• [Supplied information]
○ ○ ○ ○

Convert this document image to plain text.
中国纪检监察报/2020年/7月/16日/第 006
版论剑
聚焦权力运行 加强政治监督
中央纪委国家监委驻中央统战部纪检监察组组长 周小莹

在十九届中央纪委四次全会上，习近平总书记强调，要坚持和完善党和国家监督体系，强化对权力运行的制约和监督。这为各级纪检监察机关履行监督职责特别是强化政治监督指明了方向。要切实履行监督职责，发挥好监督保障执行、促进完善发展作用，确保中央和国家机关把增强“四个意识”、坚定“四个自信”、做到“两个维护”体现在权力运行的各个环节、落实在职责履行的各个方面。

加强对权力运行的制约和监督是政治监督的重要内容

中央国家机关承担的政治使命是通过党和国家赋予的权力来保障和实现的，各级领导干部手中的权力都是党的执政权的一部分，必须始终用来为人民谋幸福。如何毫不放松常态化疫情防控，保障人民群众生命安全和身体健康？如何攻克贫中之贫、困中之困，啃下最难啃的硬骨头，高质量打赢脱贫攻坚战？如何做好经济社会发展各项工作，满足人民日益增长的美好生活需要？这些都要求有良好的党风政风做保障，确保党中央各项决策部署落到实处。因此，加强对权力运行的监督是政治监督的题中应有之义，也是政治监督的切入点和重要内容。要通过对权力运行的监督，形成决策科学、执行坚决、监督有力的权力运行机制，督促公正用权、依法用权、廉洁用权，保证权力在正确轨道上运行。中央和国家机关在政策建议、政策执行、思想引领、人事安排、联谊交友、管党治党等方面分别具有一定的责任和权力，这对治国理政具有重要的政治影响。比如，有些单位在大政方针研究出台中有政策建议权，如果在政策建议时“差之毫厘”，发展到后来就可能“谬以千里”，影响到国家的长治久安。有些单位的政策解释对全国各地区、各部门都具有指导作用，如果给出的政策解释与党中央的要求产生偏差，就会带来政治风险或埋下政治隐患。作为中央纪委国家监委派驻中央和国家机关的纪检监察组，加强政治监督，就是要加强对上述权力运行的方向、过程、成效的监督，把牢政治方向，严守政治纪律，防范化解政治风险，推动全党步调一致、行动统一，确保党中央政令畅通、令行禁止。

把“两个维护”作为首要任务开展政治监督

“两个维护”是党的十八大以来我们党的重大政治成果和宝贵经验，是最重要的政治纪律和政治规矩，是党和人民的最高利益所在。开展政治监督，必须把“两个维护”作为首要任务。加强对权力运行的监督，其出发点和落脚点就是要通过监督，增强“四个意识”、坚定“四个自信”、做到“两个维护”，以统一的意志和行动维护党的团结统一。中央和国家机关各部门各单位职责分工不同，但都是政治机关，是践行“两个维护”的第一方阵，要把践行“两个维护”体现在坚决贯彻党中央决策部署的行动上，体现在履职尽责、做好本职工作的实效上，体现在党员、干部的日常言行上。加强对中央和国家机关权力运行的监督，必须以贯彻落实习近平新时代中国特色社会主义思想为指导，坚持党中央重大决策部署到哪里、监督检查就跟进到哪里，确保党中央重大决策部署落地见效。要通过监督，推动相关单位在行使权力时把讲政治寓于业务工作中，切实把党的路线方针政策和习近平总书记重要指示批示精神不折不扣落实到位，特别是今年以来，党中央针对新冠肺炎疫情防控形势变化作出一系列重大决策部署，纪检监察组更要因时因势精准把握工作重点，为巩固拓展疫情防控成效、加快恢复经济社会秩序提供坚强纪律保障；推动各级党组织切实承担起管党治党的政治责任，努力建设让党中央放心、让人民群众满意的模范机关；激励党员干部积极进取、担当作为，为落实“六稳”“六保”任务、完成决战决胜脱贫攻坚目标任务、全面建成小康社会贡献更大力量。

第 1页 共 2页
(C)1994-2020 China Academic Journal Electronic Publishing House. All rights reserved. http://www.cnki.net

○ ○ ○ ○

• [What you should do]
Using the listing above, reproduce each line without omission.

• [Complete output]
Convert this document image to plain text.
中国纪检监察报/2020年/7月/16日/第 006
版论剑
聚焦权力运行 加强政治监督
中央纪委国家监委驻中央统战部纪检监察组组长 周小莹

在十九届中央纪委四次全会上，习近平总书记强调，要坚持和完善党和国家监督体系，强化对权力运行的制约和监督。这为各级纪检监察机关履行监督职责特别是强化政治监督指明了方向。要切实履行监督职责，发挥好监督保障执行、促进完善发展作用，确保中央和国家机关把增强“四个意识”、坚定“四个自信”、做到“两个维护”体现在权力运行的各个环节、落实在职责履行的各个方面。

加强对权力运行的制约和监督是政治监督的重要内容

中央国家机关承担的政治使命是通过党和国家赋予的权力来保障和实现的，各级领导干部手中的权力都是党的执政权的一部分，必须始终用来为人民谋幸福。如何毫不放松常态化疫情防控，保障人民群众生命安全和身体健康？如何攻克贫中之贫、困中之困，啃下最难啃的硬骨头，高质量打赢脱贫攻坚战？如何做好经济社会发展各项工作，满足人民日益增长的美好生活需要？这些都要求有良好的党风政风做保障，确保党中央各项决策部署落到实处。因此，加强对权力运行的监督是政治监督的题中应有之义，也是政治监督的切入点和重要内容。要通过对权力运行的监督，形成决策科学、执行坚决、监督有力的权力运行机制，督促公正用权、依法用权、廉洁用权，保证权力在正确轨道上运行。中央和国家机关在政策建议、政策执行、思想引领、人事安排、联谊交友、管党治党等方面分别具有一定的责任和权力，这对治国理政具有重要的政治影响。比如，有些单位在大政方针研究出台中有政策建议权，如果在政策建议时“差之毫厘”，发展到后来就可能“谬以千里”，影响到国家的长治久安。有些单位的政策解释对全国各地区、各部门都具有指导作用，如果给出的政策解释与党中央的要求产生偏差，就会带来政治风险或埋下政治隐患。作为中央纪委国家监委派驻中央和国家机关的纪检监察组，加强政治监督，就是要加强对上述权力运行的方向、过程、成效的监督，把牢政治方向，严守政治纪律，防范化解政治风险，推动全党步调一致、行动统一，确保党中央政令畅通、令行禁止。

把“两个维护”作为首要任务开展政治监督

“两个维护”是党的十八大以来我们党的重大政治成果和宝贵经验，是最重要的政治纪律和政治规矩，是党和人民的最高利益所在。开展政治监督，必须把“两个维护”作为首要任务。加强对权力运行的监督，其出发点和落脚点就是要通过监督，增强“四个意识”、坚定“四个自信”、做到“两个维护”，以统一的意志和行动维护党的团结统一。中央和国家机关各部门各单位职责分工不同，但都是政治机关，是践行“两个维护”的第一方阵，要把践行“两个维护”体现在坚决贯彻党中央决策部署的行动上，体现在履职尽责、做好本职工作的实效上，体现在党员、干部的日常言行上。加强对中央和国家机关权力运行的监督，必须以贯彻落实习近平新时代中国特色社会主义思想为指导，坚持党中央重大决策部署到哪里、监督检查就跟进到哪里，确保党中央重大决策部署落地见效。要通过监督，推动相关单位在行使权力时把讲政治寓于业务工作中，切实把党的路线方针政策和习近平总书记重要指示批示精神不折不扣落实到位，特别是今年以来，党中央针对新冠肺炎疫情防控形势变化作出一系列重大决策部署，纪检监察组更要因时因势精准把握工作重点，为巩固拓展疫情防控成效、加快恢复经济社会秩序提供坚强纪律保障；推动各级党组织切实承担起管党治党的政治责任，努力建设让党中央放心、让人民群众满意的模范机关；激励党员干部积极进取、担当作为，为落实“六稳”“六保”任务、完成决战决胜脱贫攻坚目标任务、全面建成小康社会贡献更大力量。

第 1页 共 2页
(C)1994-2020 China Academic Journal Electronic Publishing House. All rights reserved. http://www.cnki.net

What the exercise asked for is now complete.